TASK: Only the pictures are omitted; repeat all other data exactly.

INFORMATION PROVIDED:
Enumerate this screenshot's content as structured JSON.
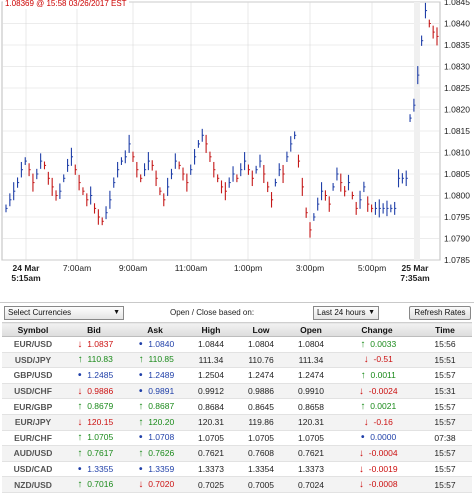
{
  "chart": {
    "caption": "1.08369 @ 15:58  03/26/2017 EST",
    "y_ticks": [
      "1.0845",
      "1.0840",
      "1.0835",
      "1.0830",
      "1.0825",
      "1.0820",
      "1.0815",
      "1.0810",
      "1.0805",
      "1.0800",
      "1.0795",
      "1.0790",
      "1.0785"
    ],
    "x_ticks": [
      {
        "line1": "24 Mar",
        "line2": "5:15am",
        "bold": true
      },
      {
        "line1": "7:00am",
        "line2": "",
        "bold": false
      },
      {
        "line1": "9:00am",
        "line2": "",
        "bold": false
      },
      {
        "line1": "11:00am",
        "line2": "",
        "bold": false
      },
      {
        "line1": "1:00pm",
        "line2": "",
        "bold": false
      },
      {
        "line1": "3:00pm",
        "line2": "",
        "bold": false
      },
      {
        "line1": "5:00pm",
        "line2": "",
        "bold": false
      },
      {
        "line1": "25 Mar",
        "line2": "7:35am",
        "bold": true
      }
    ],
    "colors": {
      "up": "#1f3fa8",
      "down": "#c41818",
      "grid": "#d9d9d9"
    }
  },
  "chart_data": {
    "type": "line",
    "ylim": [
      1.0785,
      1.0845
    ],
    "series": [
      {
        "values": [
          1.0797,
          1.0799,
          1.0801,
          1.0803,
          1.0806,
          1.0808,
          1.0806,
          1.0803,
          1.0805,
          1.0808,
          1.0807,
          1.0804,
          1.0802,
          1.08,
          1.0801,
          1.0804,
          1.0807,
          1.0809,
          1.0806,
          1.0803,
          1.0801,
          1.0799,
          1.08,
          1.0797,
          1.0795,
          1.0794,
          1.0796,
          1.0799,
          1.0803,
          1.0806,
          1.0808,
          1.0809,
          1.0812,
          1.0809,
          1.0806,
          1.0804,
          1.0806,
          1.0808,
          1.0807,
          1.0804,
          1.0801,
          1.0799,
          1.0802,
          1.0805,
          1.0808,
          1.0807,
          1.0805,
          1.0803,
          1.0806,
          1.0809,
          1.0812,
          1.0814,
          1.0812,
          1.0809,
          1.0806,
          1.0804,
          1.0802,
          1.0801,
          1.0803,
          1.0805,
          1.0804,
          1.0806,
          1.0808,
          1.0806,
          1.0804,
          1.0806,
          1.0808,
          1.0805,
          1.0802,
          1.0799,
          1.0803,
          1.0806,
          1.0805,
          1.0809,
          1.0812,
          1.0814,
          1.0808,
          1.0802,
          1.0796,
          1.0792,
          1.0795,
          1.0798,
          1.0801,
          1.08,
          1.0798,
          1.0802,
          1.0805,
          1.0803,
          1.0801,
          1.0803,
          1.08,
          1.0797,
          1.0799,
          1.0802,
          1.0798,
          1.0797,
          1.0797,
          1.0797,
          1.0797,
          1.0797,
          1.0797,
          1.0797,
          1.0804,
          1.0804,
          1.0804,
          1.0818,
          1.0821,
          1.0828,
          1.0836,
          1.0843,
          1.084,
          1.0838,
          1.0837
        ]
      }
    ]
  },
  "controls": {
    "select_currencies": "Select Currencies",
    "open_close_label": "Open / Close based on:",
    "period": "Last 24 hours",
    "refresh": "Refresh Rates"
  },
  "table": {
    "headers": [
      "Symbol",
      "Bid",
      "Ask",
      "High",
      "Low",
      "Open",
      "Change",
      "Time"
    ],
    "rows": [
      {
        "symbol": "EUR/USD",
        "bid": "1.0837",
        "bid_dir": "down",
        "ask": "1.0840",
        "ask_dir": "flat",
        "high": "1.0844",
        "low": "1.0804",
        "open": "1.0804",
        "change": "0.0033",
        "change_dir": "up",
        "time": "15:56"
      },
      {
        "symbol": "USD/JPY",
        "bid": "110.83",
        "bid_dir": "up",
        "ask": "110.85",
        "ask_dir": "up",
        "high": "111.34",
        "low": "110.76",
        "open": "111.34",
        "change": "-0.51",
        "change_dir": "down",
        "time": "15:51"
      },
      {
        "symbol": "GBP/USD",
        "bid": "1.2485",
        "bid_dir": "flat",
        "ask": "1.2489",
        "ask_dir": "flat",
        "high": "1.2504",
        "low": "1.2474",
        "open": "1.2474",
        "change": "0.0011",
        "change_dir": "up",
        "time": "15:57"
      },
      {
        "symbol": "USD/CHF",
        "bid": "0.9886",
        "bid_dir": "down",
        "ask": "0.9891",
        "ask_dir": "flat",
        "high": "0.9912",
        "low": "0.9886",
        "open": "0.9910",
        "change": "-0.0024",
        "change_dir": "down",
        "time": "15:31"
      },
      {
        "symbol": "EUR/GBP",
        "bid": "0.8679",
        "bid_dir": "up",
        "ask": "0.8687",
        "ask_dir": "up",
        "high": "0.8684",
        "low": "0.8645",
        "open": "0.8658",
        "change": "0.0021",
        "change_dir": "up",
        "time": "15:57"
      },
      {
        "symbol": "EUR/JPY",
        "bid": "120.15",
        "bid_dir": "down",
        "ask": "120.20",
        "ask_dir": "up",
        "high": "120.31",
        "low": "119.86",
        "open": "120.31",
        "change": "-0.16",
        "change_dir": "down",
        "time": "15:57"
      },
      {
        "symbol": "EUR/CHF",
        "bid": "1.0705",
        "bid_dir": "up",
        "ask": "1.0708",
        "ask_dir": "flat",
        "high": "1.0705",
        "low": "1.0705",
        "open": "1.0705",
        "change": "0.0000",
        "change_dir": "flat",
        "time": "07:38"
      },
      {
        "symbol": "AUD/USD",
        "bid": "0.7617",
        "bid_dir": "up",
        "ask": "0.7626",
        "ask_dir": "up",
        "high": "0.7621",
        "low": "0.7608",
        "open": "0.7621",
        "change": "-0.0004",
        "change_dir": "down",
        "time": "15:57"
      },
      {
        "symbol": "USD/CAD",
        "bid": "1.3355",
        "bid_dir": "flat",
        "ask": "1.3359",
        "ask_dir": "flat",
        "high": "1.3373",
        "low": "1.3354",
        "open": "1.3373",
        "change": "-0.0019",
        "change_dir": "down",
        "time": "15:57"
      },
      {
        "symbol": "NZD/USD",
        "bid": "0.7016",
        "bid_dir": "up",
        "ask": "0.7020",
        "ask_dir": "down",
        "high": "0.7025",
        "low": "0.7005",
        "open": "0.7024",
        "change": "-0.0008",
        "change_dir": "down",
        "time": "15:57"
      }
    ]
  }
}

CORRECT OUTPUT:
Enumerate this screenshot's content as structured JSON.
{
  "chart": {
    "caption": "1.08369 @ 15:58  03/26/2017 EST",
    "y_ticks": [
      "1.0845",
      "1.0840",
      "1.0835",
      "1.0830",
      "1.0825",
      "1.0820",
      "1.0815",
      "1.0810",
      "1.0805",
      "1.0800",
      "1.0795",
      "1.0790",
      "1.0785"
    ],
    "x_ticks": [
      {
        "line1": "24 Mar",
        "line2": "5:15am",
        "bold": true
      },
      {
        "line1": "7:00am",
        "line2": "",
        "bold": false
      },
      {
        "line1": "9:00am",
        "line2": "",
        "bold": false
      },
      {
        "line1": "11:00am",
        "line2": "",
        "bold": false
      },
      {
        "line1": "1:00pm",
        "line2": "",
        "bold": false
      },
      {
        "line1": "3:00pm",
        "line2": "",
        "bold": false
      },
      {
        "line1": "5:00pm",
        "line2": "",
        "bold": false
      },
      {
        "line1": "25 Mar",
        "line2": "7:35am",
        "bold": true
      }
    ],
    "colors": {
      "up": "#1f3fa8",
      "down": "#c41818",
      "grid": "#d9d9d9"
    }
  },
  "chart_data": {
    "type": "line",
    "ylim": [
      1.0785,
      1.0845
    ],
    "series": [
      {
        "values": [
          1.0797,
          1.0799,
          1.0801,
          1.0803,
          1.0806,
          1.0808,
          1.0806,
          1.0803,
          1.0805,
          1.0808,
          1.0807,
          1.0804,
          1.0802,
          1.08,
          1.0801,
          1.0804,
          1.0807,
          1.0809,
          1.0806,
          1.0803,
          1.0801,
          1.0799,
          1.08,
          1.0797,
          1.0795,
          1.0794,
          1.0796,
          1.0799,
          1.0803,
          1.0806,
          1.0808,
          1.0809,
          1.0812,
          1.0809,
          1.0806,
          1.0804,
          1.0806,
          1.0808,
          1.0807,
          1.0804,
          1.0801,
          1.0799,
          1.0802,
          1.0805,
          1.0808,
          1.0807,
          1.0805,
          1.0803,
          1.0806,
          1.0809,
          1.0812,
          1.0814,
          1.0812,
          1.0809,
          1.0806,
          1.0804,
          1.0802,
          1.0801,
          1.0803,
          1.0805,
          1.0804,
          1.0806,
          1.0808,
          1.0806,
          1.0804,
          1.0806,
          1.0808,
          1.0805,
          1.0802,
          1.0799,
          1.0803,
          1.0806,
          1.0805,
          1.0809,
          1.0812,
          1.0814,
          1.0808,
          1.0802,
          1.0796,
          1.0792,
          1.0795,
          1.0798,
          1.0801,
          1.08,
          1.0798,
          1.0802,
          1.0805,
          1.0803,
          1.0801,
          1.0803,
          1.08,
          1.0797,
          1.0799,
          1.0802,
          1.0798,
          1.0797,
          1.0797,
          1.0797,
          1.0797,
          1.0797,
          1.0797,
          1.0797,
          1.0804,
          1.0804,
          1.0804,
          1.0818,
          1.0821,
          1.0828,
          1.0836,
          1.0843,
          1.084,
          1.0838,
          1.0837
        ]
      }
    ]
  },
  "controls": {
    "select_currencies": "Select Currencies",
    "open_close_label": "Open / Close based on:",
    "period": "Last 24 hours",
    "refresh": "Refresh Rates"
  },
  "table": {
    "headers": [
      "Symbol",
      "Bid",
      "Ask",
      "High",
      "Low",
      "Open",
      "Change",
      "Time"
    ],
    "rows": [
      {
        "symbol": "EUR/USD",
        "bid": "1.0837",
        "bid_dir": "down",
        "ask": "1.0840",
        "ask_dir": "flat",
        "high": "1.0844",
        "low": "1.0804",
        "open": "1.0804",
        "change": "0.0033",
        "change_dir": "up",
        "time": "15:56"
      },
      {
        "symbol": "USD/JPY",
        "bid": "110.83",
        "bid_dir": "up",
        "ask": "110.85",
        "ask_dir": "up",
        "high": "111.34",
        "low": "110.76",
        "open": "111.34",
        "change": "-0.51",
        "change_dir": "down",
        "time": "15:51"
      },
      {
        "symbol": "GBP/USD",
        "bid": "1.2485",
        "bid_dir": "flat",
        "ask": "1.2489",
        "ask_dir": "flat",
        "high": "1.2504",
        "low": "1.2474",
        "open": "1.2474",
        "change": "0.0011",
        "change_dir": "up",
        "time": "15:57"
      },
      {
        "symbol": "USD/CHF",
        "bid": "0.9886",
        "bid_dir": "down",
        "ask": "0.9891",
        "ask_dir": "flat",
        "high": "0.9912",
        "low": "0.9886",
        "open": "0.9910",
        "change": "-0.0024",
        "change_dir": "down",
        "time": "15:31"
      },
      {
        "symbol": "EUR/GBP",
        "bid": "0.8679",
        "bid_dir": "up",
        "ask": "0.8687",
        "ask_dir": "up",
        "high": "0.8684",
        "low": "0.8645",
        "open": "0.8658",
        "change": "0.0021",
        "change_dir": "up",
        "time": "15:57"
      },
      {
        "symbol": "EUR/JPY",
        "bid": "120.15",
        "bid_dir": "down",
        "ask": "120.20",
        "ask_dir": "up",
        "high": "120.31",
        "low": "119.86",
        "open": "120.31",
        "change": "-0.16",
        "change_dir": "down",
        "time": "15:57"
      },
      {
        "symbol": "EUR/CHF",
        "bid": "1.0705",
        "bid_dir": "up",
        "ask": "1.0708",
        "ask_dir": "flat",
        "high": "1.0705",
        "low": "1.0705",
        "open": "1.0705",
        "change": "0.0000",
        "change_dir": "flat",
        "time": "07:38"
      },
      {
        "symbol": "AUD/USD",
        "bid": "0.7617",
        "bid_dir": "up",
        "ask": "0.7626",
        "ask_dir": "up",
        "high": "0.7621",
        "low": "0.7608",
        "open": "0.7621",
        "change": "-0.0004",
        "change_dir": "down",
        "time": "15:57"
      },
      {
        "symbol": "USD/CAD",
        "bid": "1.3355",
        "bid_dir": "flat",
        "ask": "1.3359",
        "ask_dir": "flat",
        "high": "1.3373",
        "low": "1.3354",
        "open": "1.3373",
        "change": "-0.0019",
        "change_dir": "down",
        "time": "15:57"
      },
      {
        "symbol": "NZD/USD",
        "bid": "0.7016",
        "bid_dir": "up",
        "ask": "0.7020",
        "ask_dir": "down",
        "high": "0.7025",
        "low": "0.7005",
        "open": "0.7024",
        "change": "-0.0008",
        "change_dir": "down",
        "time": "15:57"
      }
    ]
  }
}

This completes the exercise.